WHAT YOU HAVE TO DO
Go through each line of the records below and count those with the word "pret"; give only the total.

MATERIAL FOR THE TASK
***

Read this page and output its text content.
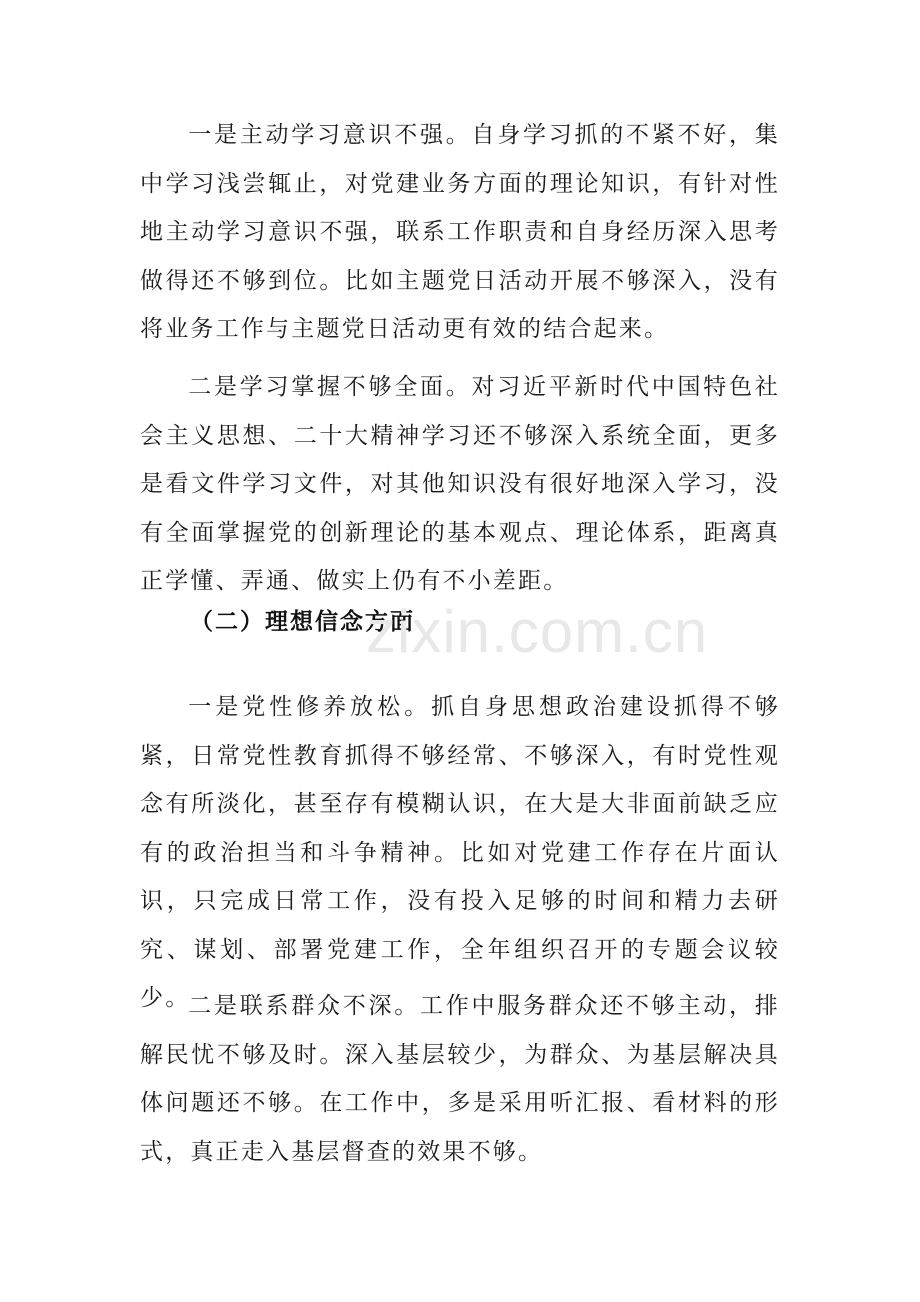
一是主动学习意识不强。自身学习抓的不紧不好，集中学习浅尝辄止，对党建业务方面的理论知识，有针对性地主动学习意识不强，联系工作职责和自身经历深入思考做得还不够到位。比如主题党日活动开展不够深入，没有将业务工作与主题党日活动更有效的结合起来。

二是学习掌握不够全面。对习近平新时代中国特色社会主义思想、二十大精神学习还不够深入系统全面，更多是看文件学习文件，对其他知识没有很好地深入学习，没有全面掌握党的创新理论的基本观点、理论体系，距离真正学懂、弄通、做实上仍有不小差距。

（二）理想信念方面

zixin.com.cn

一是党性修养放松。抓自身思想政治建设抓得不够紧，日常党性教育抓得不够经常、不够深入，有时党性观念有所淡化，甚至存有模糊认识，在大是大非面前缺乏应有的政治担当和斗争精神。比如对党建工作存在片面认识，只完成日常工作，没有投入足够的时间和精力去研究、谋划、部署党建工作，全年组织召开的专题会议较少。

二是联系群众不深。工作中服务群众还不够主动，排解民忧不够及时。深入基层较少，为群众、为基层解决具体问题还不够。在工作中，多是采用听汇报、看材料的形式，真正走入基层督查的效果不够。
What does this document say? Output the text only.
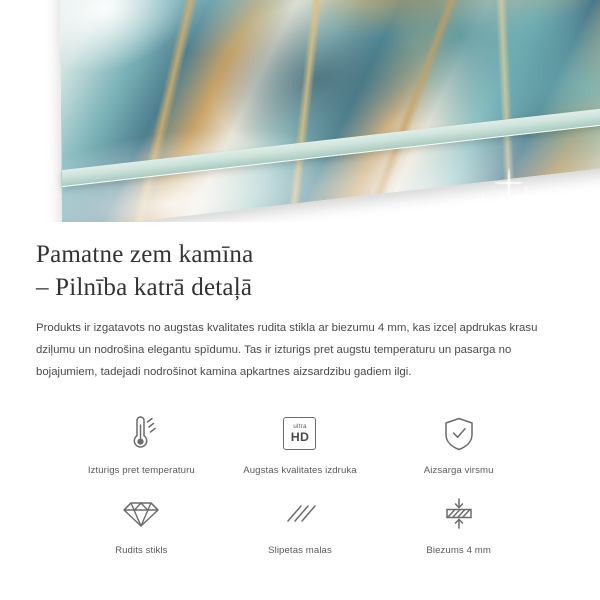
Pamatne zem kamīna
– Pilnība katrā detaļā

Produkts ir izgatavots no augstas kvalitates rudita stikla ar biezumu 4 mm, kas izceļ apdrukas krasu dziļumu un nodrošina elegantu spīdumu. Tas ir izturigs pret augstu temperaturu un pasarga no bojajumiem, tadejadi nodrošinot kamina apkartnes aizsardzibu gadiem ilgi.

Izturigs pret temperaturu
ultra
HD
Augstas kvalitates izdruka	Aizsarga virsmu
Rudits stikls	Slipetas malas	Biezums 4 mm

***

EXPECTED ANSWER
2